◆ Exercise ◆
Write the data below out exactly as it stands. Do not include the pictures.

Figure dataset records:
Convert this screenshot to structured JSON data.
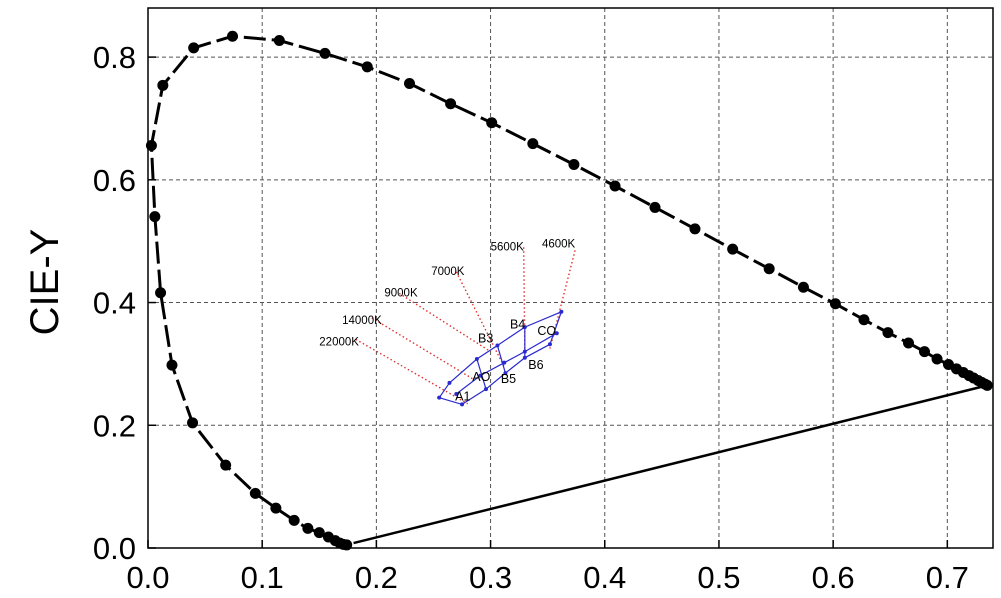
{
  "chart_data": {
    "type": "scatter",
    "title": "",
    "xlabel": "",
    "ylabel": "CIE-Y",
    "xlim": [
      0.0,
      0.74
    ],
    "ylim": [
      0.0,
      0.88
    ],
    "grid": true,
    "x_ticks": [
      {
        "value": 0.0,
        "label": "0.0"
      },
      {
        "value": 0.1,
        "label": "0.1"
      },
      {
        "value": 0.2,
        "label": "0.2"
      },
      {
        "value": 0.3,
        "label": "0.3"
      },
      {
        "value": 0.4,
        "label": "0.4"
      },
      {
        "value": 0.5,
        "label": "0.5"
      },
      {
        "value": 0.6,
        "label": "0.6"
      },
      {
        "value": 0.7,
        "label": "0.7"
      }
    ],
    "y_ticks": [
      {
        "value": 0.0,
        "label": "0.0"
      },
      {
        "value": 0.2,
        "label": "0.2"
      },
      {
        "value": 0.4,
        "label": "0.4"
      },
      {
        "value": 0.6,
        "label": "0.6"
      },
      {
        "value": 0.8,
        "label": "0.8"
      }
    ],
    "spectral_locus": [
      [
        0.174,
        0.005
      ],
      [
        0.171,
        0.006
      ],
      [
        0.168,
        0.008
      ],
      [
        0.164,
        0.012
      ],
      [
        0.158,
        0.018
      ],
      [
        0.15,
        0.025
      ],
      [
        0.14,
        0.032
      ],
      [
        0.128,
        0.045
      ],
      [
        0.112,
        0.065
      ],
      [
        0.094,
        0.089
      ],
      [
        0.068,
        0.135
      ],
      [
        0.039,
        0.204
      ],
      [
        0.021,
        0.298
      ],
      [
        0.011,
        0.416
      ],
      [
        0.006,
        0.54
      ],
      [
        0.003,
        0.656
      ],
      [
        0.013,
        0.754
      ],
      [
        0.04,
        0.815
      ],
      [
        0.074,
        0.834
      ],
      [
        0.115,
        0.827
      ],
      [
        0.155,
        0.806
      ],
      [
        0.192,
        0.784
      ],
      [
        0.229,
        0.757
      ],
      [
        0.265,
        0.724
      ],
      [
        0.301,
        0.693
      ],
      [
        0.337,
        0.659
      ],
      [
        0.373,
        0.625
      ],
      [
        0.409,
        0.59
      ],
      [
        0.444,
        0.555
      ],
      [
        0.479,
        0.52
      ],
      [
        0.512,
        0.487
      ],
      [
        0.544,
        0.455
      ],
      [
        0.574,
        0.425
      ],
      [
        0.602,
        0.398
      ],
      [
        0.627,
        0.372
      ],
      [
        0.648,
        0.351
      ],
      [
        0.666,
        0.334
      ],
      [
        0.68,
        0.32
      ],
      [
        0.691,
        0.308
      ],
      [
        0.701,
        0.299
      ],
      [
        0.708,
        0.292
      ],
      [
        0.714,
        0.286
      ],
      [
        0.719,
        0.281
      ],
      [
        0.723,
        0.277
      ],
      [
        0.727,
        0.273
      ],
      [
        0.73,
        0.27
      ],
      [
        0.733,
        0.267
      ],
      [
        0.735,
        0.265
      ]
    ],
    "purple_line": [
      [
        0.735,
        0.265
      ],
      [
        0.18,
        0.008
      ]
    ],
    "cct_lines": [
      {
        "label": "22000K",
        "from": [
          0.182,
          0.34
        ],
        "to": [
          0.28,
          0.235
        ],
        "label_at": [
          0.15,
          0.33
        ]
      },
      {
        "label": "14000K",
        "from": [
          0.196,
          0.375
        ],
        "to": [
          0.285,
          0.275
        ],
        "label_at": [
          0.17,
          0.365
        ]
      },
      {
        "label": "9000K",
        "from": [
          0.22,
          0.415
        ],
        "to": [
          0.3,
          0.32
        ],
        "label_at": [
          0.207,
          0.41
        ]
      },
      {
        "label": "7000K",
        "from": [
          0.27,
          0.45
        ],
        "to": [
          0.312,
          0.295
        ],
        "label_at": [
          0.248,
          0.445
        ]
      },
      {
        "label": "5600K",
        "from": [
          0.329,
          0.49
        ],
        "to": [
          0.33,
          0.32
        ],
        "label_at": [
          0.3,
          0.485
        ]
      },
      {
        "label": "4600K",
        "from": [
          0.374,
          0.485
        ],
        "to": [
          0.352,
          0.325
        ],
        "label_at": [
          0.345,
          0.49
        ]
      }
    ],
    "bin_grid": {
      "upper": [
        [
          0.264,
          0.269
        ],
        [
          0.288,
          0.308
        ],
        [
          0.306,
          0.33
        ],
        [
          0.33,
          0.36
        ],
        [
          0.362,
          0.385
        ]
      ],
      "middle": [
        [
          0.27,
          0.251
        ],
        [
          0.291,
          0.281
        ],
        [
          0.312,
          0.302
        ],
        [
          0.33,
          0.32
        ],
        [
          0.358,
          0.35
        ]
      ],
      "lower": [
        [
          0.255,
          0.245
        ],
        [
          0.275,
          0.234
        ],
        [
          0.296,
          0.259
        ],
        [
          0.313,
          0.285
        ],
        [
          0.33,
          0.31
        ],
        [
          0.352,
          0.332
        ]
      ]
    },
    "bins": [
      {
        "label": "A1",
        "pos": [
          0.269,
          0.24
        ]
      },
      {
        "label": "AO",
        "pos": [
          0.284,
          0.272
        ]
      },
      {
        "label": "B5",
        "pos": [
          0.309,
          0.269
        ]
      },
      {
        "label": "B3",
        "pos": [
          0.289,
          0.335
        ]
      },
      {
        "label": "B6",
        "pos": [
          0.333,
          0.292
        ]
      },
      {
        "label": "B4",
        "pos": [
          0.317,
          0.358
        ]
      },
      {
        "label": "CO",
        "pos": [
          0.341,
          0.347
        ]
      }
    ],
    "colors": {
      "locus": "#000000",
      "grid": "#555555",
      "cct": "#e03030",
      "bin": "#2a2ad0",
      "text": "#000000"
    }
  }
}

◆ Final result ◆
Convert this screenshot to structured JSON data.
{
  "chart_data": {
    "type": "scatter",
    "title": "",
    "xlabel": "",
    "ylabel": "CIE-Y",
    "xlim": [
      0.0,
      0.74
    ],
    "ylim": [
      0.0,
      0.88
    ],
    "grid": true,
    "x_ticks": [
      {
        "value": 0.0,
        "label": "0.0"
      },
      {
        "value": 0.1,
        "label": "0.1"
      },
      {
        "value": 0.2,
        "label": "0.2"
      },
      {
        "value": 0.3,
        "label": "0.3"
      },
      {
        "value": 0.4,
        "label": "0.4"
      },
      {
        "value": 0.5,
        "label": "0.5"
      },
      {
        "value": 0.6,
        "label": "0.6"
      },
      {
        "value": 0.7,
        "label": "0.7"
      }
    ],
    "y_ticks": [
      {
        "value": 0.0,
        "label": "0.0"
      },
      {
        "value": 0.2,
        "label": "0.2"
      },
      {
        "value": 0.4,
        "label": "0.4"
      },
      {
        "value": 0.6,
        "label": "0.6"
      },
      {
        "value": 0.8,
        "label": "0.8"
      }
    ],
    "spectral_locus": [
      [
        0.174,
        0.005
      ],
      [
        0.171,
        0.006
      ],
      [
        0.168,
        0.008
      ],
      [
        0.164,
        0.012
      ],
      [
        0.158,
        0.018
      ],
      [
        0.15,
        0.025
      ],
      [
        0.14,
        0.032
      ],
      [
        0.128,
        0.045
      ],
      [
        0.112,
        0.065
      ],
      [
        0.094,
        0.089
      ],
      [
        0.068,
        0.135
      ],
      [
        0.039,
        0.204
      ],
      [
        0.021,
        0.298
      ],
      [
        0.011,
        0.416
      ],
      [
        0.006,
        0.54
      ],
      [
        0.003,
        0.656
      ],
      [
        0.013,
        0.754
      ],
      [
        0.04,
        0.815
      ],
      [
        0.074,
        0.834
      ],
      [
        0.115,
        0.827
      ],
      [
        0.155,
        0.806
      ],
      [
        0.192,
        0.784
      ],
      [
        0.229,
        0.757
      ],
      [
        0.265,
        0.724
      ],
      [
        0.301,
        0.693
      ],
      [
        0.337,
        0.659
      ],
      [
        0.373,
        0.625
      ],
      [
        0.409,
        0.59
      ],
      [
        0.444,
        0.555
      ],
      [
        0.479,
        0.52
      ],
      [
        0.512,
        0.487
      ],
      [
        0.544,
        0.455
      ],
      [
        0.574,
        0.425
      ],
      [
        0.602,
        0.398
      ],
      [
        0.627,
        0.372
      ],
      [
        0.648,
        0.351
      ],
      [
        0.666,
        0.334
      ],
      [
        0.68,
        0.32
      ],
      [
        0.691,
        0.308
      ],
      [
        0.701,
        0.299
      ],
      [
        0.708,
        0.292
      ],
      [
        0.714,
        0.286
      ],
      [
        0.719,
        0.281
      ],
      [
        0.723,
        0.277
      ],
      [
        0.727,
        0.273
      ],
      [
        0.73,
        0.27
      ],
      [
        0.733,
        0.267
      ],
      [
        0.735,
        0.265
      ]
    ],
    "purple_line": [
      [
        0.735,
        0.265
      ],
      [
        0.18,
        0.008
      ]
    ],
    "cct_lines": [
      {
        "label": "22000K",
        "from": [
          0.182,
          0.34
        ],
        "to": [
          0.28,
          0.235
        ],
        "label_at": [
          0.15,
          0.33
        ]
      },
      {
        "label": "14000K",
        "from": [
          0.196,
          0.375
        ],
        "to": [
          0.285,
          0.275
        ],
        "label_at": [
          0.17,
          0.365
        ]
      },
      {
        "label": "9000K",
        "from": [
          0.22,
          0.415
        ],
        "to": [
          0.3,
          0.32
        ],
        "label_at": [
          0.207,
          0.41
        ]
      },
      {
        "label": "7000K",
        "from": [
          0.27,
          0.45
        ],
        "to": [
          0.312,
          0.295
        ],
        "label_at": [
          0.248,
          0.445
        ]
      },
      {
        "label": "5600K",
        "from": [
          0.329,
          0.49
        ],
        "to": [
          0.33,
          0.32
        ],
        "label_at": [
          0.3,
          0.485
        ]
      },
      {
        "label": "4600K",
        "from": [
          0.374,
          0.485
        ],
        "to": [
          0.352,
          0.325
        ],
        "label_at": [
          0.345,
          0.49
        ]
      }
    ],
    "bin_grid": {
      "upper": [
        [
          0.264,
          0.269
        ],
        [
          0.288,
          0.308
        ],
        [
          0.306,
          0.33
        ],
        [
          0.33,
          0.36
        ],
        [
          0.362,
          0.385
        ]
      ],
      "middle": [
        [
          0.27,
          0.251
        ],
        [
          0.291,
          0.281
        ],
        [
          0.312,
          0.302
        ],
        [
          0.33,
          0.32
        ],
        [
          0.358,
          0.35
        ]
      ],
      "lower": [
        [
          0.255,
          0.245
        ],
        [
          0.275,
          0.234
        ],
        [
          0.296,
          0.259
        ],
        [
          0.313,
          0.285
        ],
        [
          0.33,
          0.31
        ],
        [
          0.352,
          0.332
        ]
      ]
    },
    "bins": [
      {
        "label": "A1",
        "pos": [
          0.269,
          0.24
        ]
      },
      {
        "label": "AO",
        "pos": [
          0.284,
          0.272
        ]
      },
      {
        "label": "B5",
        "pos": [
          0.309,
          0.269
        ]
      },
      {
        "label": "B3",
        "pos": [
          0.289,
          0.335
        ]
      },
      {
        "label": "B6",
        "pos": [
          0.333,
          0.292
        ]
      },
      {
        "label": "B4",
        "pos": [
          0.317,
          0.358
        ]
      },
      {
        "label": "CO",
        "pos": [
          0.341,
          0.347
        ]
      }
    ],
    "colors": {
      "locus": "#000000",
      "grid": "#555555",
      "cct": "#e03030",
      "bin": "#2a2ad0",
      "text": "#000000"
    }
  }
}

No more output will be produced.